◆ **EXERCISE DETAILS**: Copy every line with the string "Metal" in it.
======== RECORDS SHOWN
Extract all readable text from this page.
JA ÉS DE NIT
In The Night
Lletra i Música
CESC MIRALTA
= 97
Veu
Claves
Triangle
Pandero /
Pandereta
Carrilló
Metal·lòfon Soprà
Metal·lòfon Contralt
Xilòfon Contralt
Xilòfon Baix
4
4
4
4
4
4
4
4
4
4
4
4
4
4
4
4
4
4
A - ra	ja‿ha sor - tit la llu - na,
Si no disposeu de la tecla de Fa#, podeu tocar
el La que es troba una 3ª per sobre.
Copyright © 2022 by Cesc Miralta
================
◆ **ANSWER TO THIS EXERCISE**:
Metal·lòfon Soprà
Metal·lòfon Contralt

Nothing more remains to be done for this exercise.